## Start Dataset records

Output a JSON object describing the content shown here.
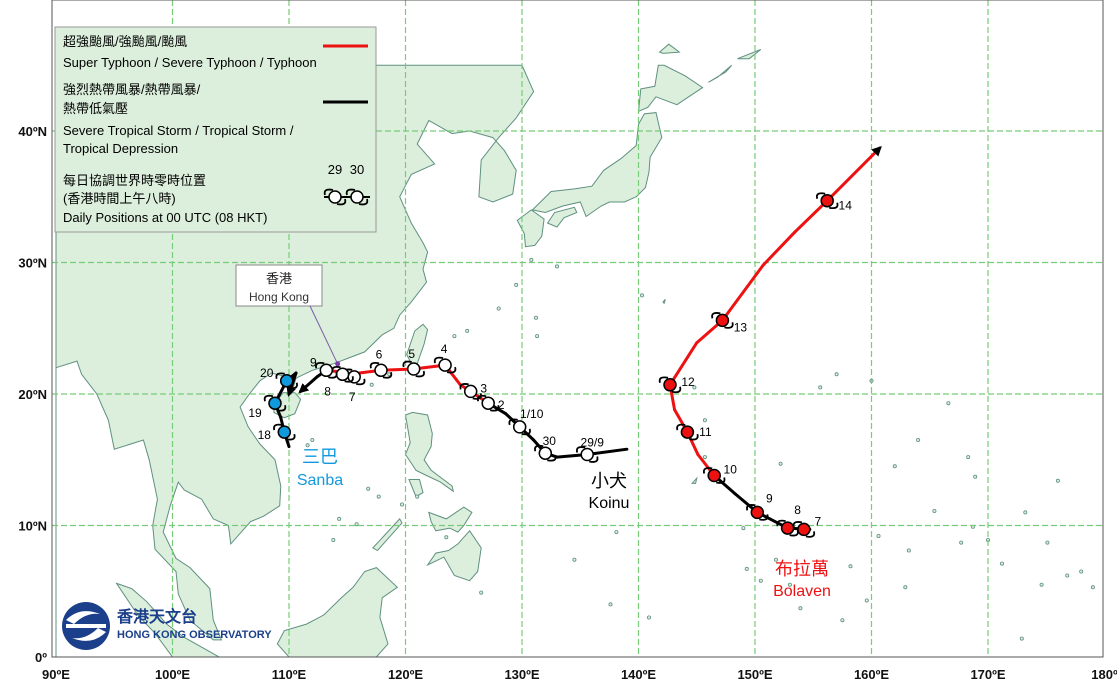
{
  "map": {
    "axes": {
      "lon_labels": [
        "90ºE",
        "100ºE",
        "110ºE",
        "120ºE",
        "130ºE",
        "140ºE",
        "150ºE",
        "160ºE",
        "170ºE",
        "180º"
      ],
      "lat_labels": [
        "0º",
        "10ºN",
        "20ºN",
        "30ºN",
        "40ºN"
      ]
    },
    "colors": {
      "sea": "#ffffff",
      "land": "#dcefdc",
      "coast": "#5f9080",
      "grid": "#77cc77",
      "typhoon": "#ee1111",
      "storm": "#000000",
      "sanba_marker": "#1199dd"
    },
    "legend": {
      "typhoon_zh": "超強颱風/強颱風/颱風",
      "typhoon_en": "Super Typhoon / Severe Typhoon / Typhoon",
      "storm_zh_1": "強烈熱帶風暴/熱帶風暴/",
      "storm_zh_2": "熱帶低氣壓",
      "storm_en_1": "Severe Tropical Storm / Tropical Storm /",
      "storm_en_2": "Tropical Depression",
      "daily_zh_1": "每日協調世界時零時位置",
      "daily_zh_2": "(香港時間上午八時)",
      "daily_en": "Daily Positions at 00 UTC (08 HKT)",
      "sample_day_1": "29",
      "sample_day_2": "30"
    },
    "hong_kong": {
      "zh": "香港",
      "en": "Hong Kong",
      "lon": 114.17,
      "lat": 22.3
    },
    "logo": {
      "zh": "香港天文台",
      "en": "HONG KONG OBSERVATORY"
    },
    "storms": [
      {
        "id": "koinu",
        "name_zh": "小犬",
        "name_en": "Koinu",
        "name_color": "#000000",
        "marker_color": "#ffffff",
        "track": [
          {
            "lon": 139,
            "lat": 15.8,
            "cat": "storm"
          },
          {
            "lon": 135.6,
            "lat": 15.4,
            "cat": "storm"
          },
          {
            "lon": 133,
            "lat": 15.2,
            "cat": "storm"
          },
          {
            "lon": 132,
            "lat": 15.5,
            "cat": "storm"
          },
          {
            "lon": 131,
            "lat": 16.5,
            "cat": "storm"
          },
          {
            "lon": 129.8,
            "lat": 17.5,
            "cat": "storm"
          },
          {
            "lon": 128.6,
            "lat": 18.5,
            "cat": "storm"
          },
          {
            "lon": 127.1,
            "lat": 19.3,
            "cat": "typhoon"
          },
          {
            "lon": 125.6,
            "lat": 20.2,
            "cat": "typhoon"
          },
          {
            "lon": 124.7,
            "lat": 20.7,
            "cat": "typhoon"
          },
          {
            "lon": 123.4,
            "lat": 22.2,
            "cat": "typhoon"
          },
          {
            "lon": 120.7,
            "lat": 21.9,
            "cat": "typhoon"
          },
          {
            "lon": 117.9,
            "lat": 21.8,
            "cat": "typhoon"
          },
          {
            "lon": 115.2,
            "lat": 21.5,
            "cat": "typhoon"
          },
          {
            "lon": 114.2,
            "lat": 21.7,
            "cat": "typhoon"
          },
          {
            "lon": 113.2,
            "lat": 21.8,
            "cat": "storm"
          },
          {
            "lon": 112.4,
            "lat": 21.3,
            "cat": "storm"
          },
          {
            "lon": 111,
            "lat": 20.2,
            "cat": "storm"
          }
        ],
        "daily": [
          {
            "label": "29/9",
            "lon": 135.6,
            "lat": 15.4,
            "dx": 5,
            "dy": -12
          },
          {
            "label": "30",
            "lon": 132,
            "lat": 15.5,
            "dx": 4,
            "dy": -12
          },
          {
            "label": "1/10",
            "lon": 129.8,
            "lat": 17.5,
            "dx": 12,
            "dy": -13
          },
          {
            "label": "2",
            "lon": 127.1,
            "lat": 19.3,
            "dx": 13,
            "dy": 2
          },
          {
            "label": "3",
            "lon": 125.6,
            "lat": 20.2,
            "dx": 13,
            "dy": -3
          },
          {
            "label": "4",
            "lon": 123.4,
            "lat": 22.2,
            "dx": -1,
            "dy": -16
          },
          {
            "label": "5",
            "lon": 120.7,
            "lat": 21.9,
            "dx": -2,
            "dy": -15
          },
          {
            "label": "6",
            "lon": 117.9,
            "lat": 21.8,
            "dx": -2,
            "dy": -16
          },
          {
            "label": "7",
            "lon": 115.6,
            "lat": 21.3,
            "dx": -2,
            "dy": 20
          },
          {
            "label": "8",
            "lon": 114.6,
            "lat": 21.5,
            "dx": -15,
            "dy": 17
          },
          {
            "label": "9",
            "lon": 113.2,
            "lat": 21.8,
            "dx": -13,
            "dy": -8
          }
        ]
      },
      {
        "id": "bolaven",
        "name_zh": "布拉萬",
        "name_en": "Bolaven",
        "name_color": "#ee1111",
        "marker_color": "#ee1111",
        "track": [
          {
            "lon": 154.7,
            "lat": 9.7,
            "cat": "storm"
          },
          {
            "lon": 152.8,
            "lat": 9.8,
            "cat": "storm"
          },
          {
            "lon": 150.2,
            "lat": 11.0,
            "cat": "storm"
          },
          {
            "lon": 148.3,
            "lat": 12.4,
            "cat": "storm"
          },
          {
            "lon": 146.5,
            "lat": 13.8,
            "cat": "typhoon"
          },
          {
            "lon": 145.1,
            "lat": 15.4,
            "cat": "typhoon"
          },
          {
            "lon": 144.2,
            "lat": 17.1,
            "cat": "typhoon"
          },
          {
            "lon": 143.1,
            "lat": 18.8,
            "cat": "typhoon"
          },
          {
            "lon": 142.7,
            "lat": 20.7,
            "cat": "typhoon"
          },
          {
            "lon": 145,
            "lat": 23.9,
            "cat": "typhoon"
          },
          {
            "lon": 147.2,
            "lat": 25.6,
            "cat": "typhoon"
          },
          {
            "lon": 150.7,
            "lat": 29.8,
            "cat": "typhoon"
          },
          {
            "lon": 153.4,
            "lat": 32.3,
            "cat": "typhoon"
          },
          {
            "lon": 156.2,
            "lat": 34.7,
            "cat": "typhoon"
          },
          {
            "lon": 160.7,
            "lat": 38.7,
            "cat": "typhoon"
          }
        ],
        "daily": [
          {
            "label": "7",
            "lon": 154.2,
            "lat": 9.7,
            "dx": 14,
            "dy": -8
          },
          {
            "label": "8",
            "lon": 152.8,
            "lat": 9.8,
            "dx": 10,
            "dy": -18
          },
          {
            "label": "9",
            "lon": 150.2,
            "lat": 11.0,
            "dx": 12,
            "dy": -14
          },
          {
            "label": "10",
            "lon": 146.5,
            "lat": 13.8,
            "dx": 16,
            "dy": -6
          },
          {
            "label": "11",
            "lon": 144.2,
            "lat": 17.1,
            "dx": 18,
            "dy": 0
          },
          {
            "label": "12",
            "lon": 142.7,
            "lat": 20.7,
            "dx": 18,
            "dy": -3
          },
          {
            "label": "13",
            "lon": 147.2,
            "lat": 25.6,
            "dx": 18,
            "dy": 7
          },
          {
            "label": "14",
            "lon": 156.2,
            "lat": 34.7,
            "dx": 18,
            "dy": 5
          }
        ]
      },
      {
        "id": "sanba",
        "name_zh": "三巴",
        "name_en": "Sanba",
        "name_color": "#1199dd",
        "marker_color": "#1199dd",
        "track": [
          {
            "lon": 110,
            "lat": 16.0,
            "cat": "storm"
          },
          {
            "lon": 109.6,
            "lat": 17.1,
            "cat": "storm"
          },
          {
            "lon": 109.3,
            "lat": 18.2,
            "cat": "storm"
          },
          {
            "lon": 108.8,
            "lat": 19.3,
            "cat": "storm"
          },
          {
            "lon": 109.8,
            "lat": 21.0,
            "cat": "storm"
          },
          {
            "lon": 110.6,
            "lat": 21.6,
            "cat": "storm"
          },
          {
            "lon": 110.0,
            "lat": 20.0,
            "cat": "storm"
          }
        ],
        "daily": [
          {
            "label": "18",
            "lon": 109.6,
            "lat": 17.1,
            "dx": -20,
            "dy": 3
          },
          {
            "label": "19",
            "lon": 108.8,
            "lat": 19.3,
            "dx": -20,
            "dy": 10
          },
          {
            "label": "20",
            "lon": 109.8,
            "lat": 21.0,
            "dx": -20,
            "dy": -8
          }
        ]
      }
    ]
  }
}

## End Dataset records

Exercise → Scan the material and collect every line that contains "Severe".

Answer to this problem →
      "typhoon_en": "Super Typhoon / Severe Typhoon / Typhoon",
      "storm_en_1": "Severe Tropical Storm / Tropical Storm /",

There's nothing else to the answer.